What is needed:
In the data below, find the line containing "Transcribe the text in this document."; reproduce that line and all subsequent lines exactly, and nothing else.

(Stored data)
▼

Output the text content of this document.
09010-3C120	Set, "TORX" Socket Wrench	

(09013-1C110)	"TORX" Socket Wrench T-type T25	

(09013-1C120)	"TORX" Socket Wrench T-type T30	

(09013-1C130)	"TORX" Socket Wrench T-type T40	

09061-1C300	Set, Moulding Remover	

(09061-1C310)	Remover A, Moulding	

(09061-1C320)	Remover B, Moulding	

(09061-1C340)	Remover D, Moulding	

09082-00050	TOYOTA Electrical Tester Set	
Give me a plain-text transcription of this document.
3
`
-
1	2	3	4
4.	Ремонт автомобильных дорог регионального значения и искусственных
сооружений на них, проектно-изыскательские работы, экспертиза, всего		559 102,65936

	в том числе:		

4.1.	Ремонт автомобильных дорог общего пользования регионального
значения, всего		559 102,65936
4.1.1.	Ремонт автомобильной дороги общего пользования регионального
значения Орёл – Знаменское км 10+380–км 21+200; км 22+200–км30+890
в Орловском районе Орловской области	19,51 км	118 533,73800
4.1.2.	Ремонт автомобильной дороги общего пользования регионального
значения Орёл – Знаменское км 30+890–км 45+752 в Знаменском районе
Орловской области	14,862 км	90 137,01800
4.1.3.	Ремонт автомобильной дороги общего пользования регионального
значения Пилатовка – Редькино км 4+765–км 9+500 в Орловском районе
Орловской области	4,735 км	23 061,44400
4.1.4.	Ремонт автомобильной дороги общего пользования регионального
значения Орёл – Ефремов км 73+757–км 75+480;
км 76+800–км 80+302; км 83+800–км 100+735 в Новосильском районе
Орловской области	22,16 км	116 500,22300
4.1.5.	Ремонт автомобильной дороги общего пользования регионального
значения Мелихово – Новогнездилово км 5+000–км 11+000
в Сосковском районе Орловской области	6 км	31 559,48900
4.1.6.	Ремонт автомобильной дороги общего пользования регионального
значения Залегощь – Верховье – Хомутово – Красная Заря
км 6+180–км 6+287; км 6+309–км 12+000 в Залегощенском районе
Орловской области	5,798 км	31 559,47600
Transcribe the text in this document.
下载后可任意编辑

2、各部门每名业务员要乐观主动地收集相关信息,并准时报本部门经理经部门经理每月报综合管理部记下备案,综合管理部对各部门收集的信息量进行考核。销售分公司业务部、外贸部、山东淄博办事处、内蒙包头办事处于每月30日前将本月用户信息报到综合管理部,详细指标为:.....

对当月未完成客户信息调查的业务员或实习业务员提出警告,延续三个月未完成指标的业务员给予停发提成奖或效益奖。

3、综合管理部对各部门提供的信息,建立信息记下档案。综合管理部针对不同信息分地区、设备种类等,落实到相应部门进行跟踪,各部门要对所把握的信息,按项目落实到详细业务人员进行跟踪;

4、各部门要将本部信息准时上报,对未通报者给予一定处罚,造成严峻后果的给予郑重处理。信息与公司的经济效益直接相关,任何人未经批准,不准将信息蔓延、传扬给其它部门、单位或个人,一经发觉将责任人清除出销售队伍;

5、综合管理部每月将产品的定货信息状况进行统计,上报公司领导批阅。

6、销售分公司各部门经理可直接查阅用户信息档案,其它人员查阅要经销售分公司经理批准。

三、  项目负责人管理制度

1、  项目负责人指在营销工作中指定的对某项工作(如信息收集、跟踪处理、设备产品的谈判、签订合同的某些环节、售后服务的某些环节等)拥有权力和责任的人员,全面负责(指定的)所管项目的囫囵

▲

Exercise answer:
Transcribe the text in this document.
下载后可任意编辑

2、各部门每名业务员要乐观主动地收集相关信息,并准时报本部门经理经部门经理每月报综合管理部记下备案,综合管理部对各部门收集的信息量进行考核。销售分公司业务部、外贸部、山东淄博办事处、内蒙包头办事处于每月30日前将本月用户信息报到综合管理部,详细指标为:.....

对当月未完成客户信息调查的业务员或实习业务员提出警告,延续三个月未完成指标的业务员给予停发提成奖或效益奖。

3、综合管理部对各部门提供的信息,建立信息记下档案。综合管理部针对不同信息分地区、设备种类等,落实到相应部门进行跟踪,各部门要对所把握的信息,按项目落实到详细业务人员进行跟踪;

4、各部门要将本部信息准时上报,对未通报者给予一定处罚,造成严峻后果的给予郑重处理。信息与公司的经济效益直接相关,任何人未经批准,不准将信息蔓延、传扬给其它部门、单位或个人,一经发觉将责任人清除出销售队伍;

5、综合管理部每月将产品的定货信息状况进行统计,上报公司领导批阅。

6、销售分公司各部门经理可直接查阅用户信息档案,其它人员查阅要经销售分公司经理批准。

三、  项目负责人管理制度

1、  项目负责人指在营销工作中指定的对某项工作(如信息收集、跟踪处理、设备产品的谈判、签订合同的某些环节、售后服务的某些环节等)拥有权力和责任的人员,全面负责(指定的)所管项目的囫囵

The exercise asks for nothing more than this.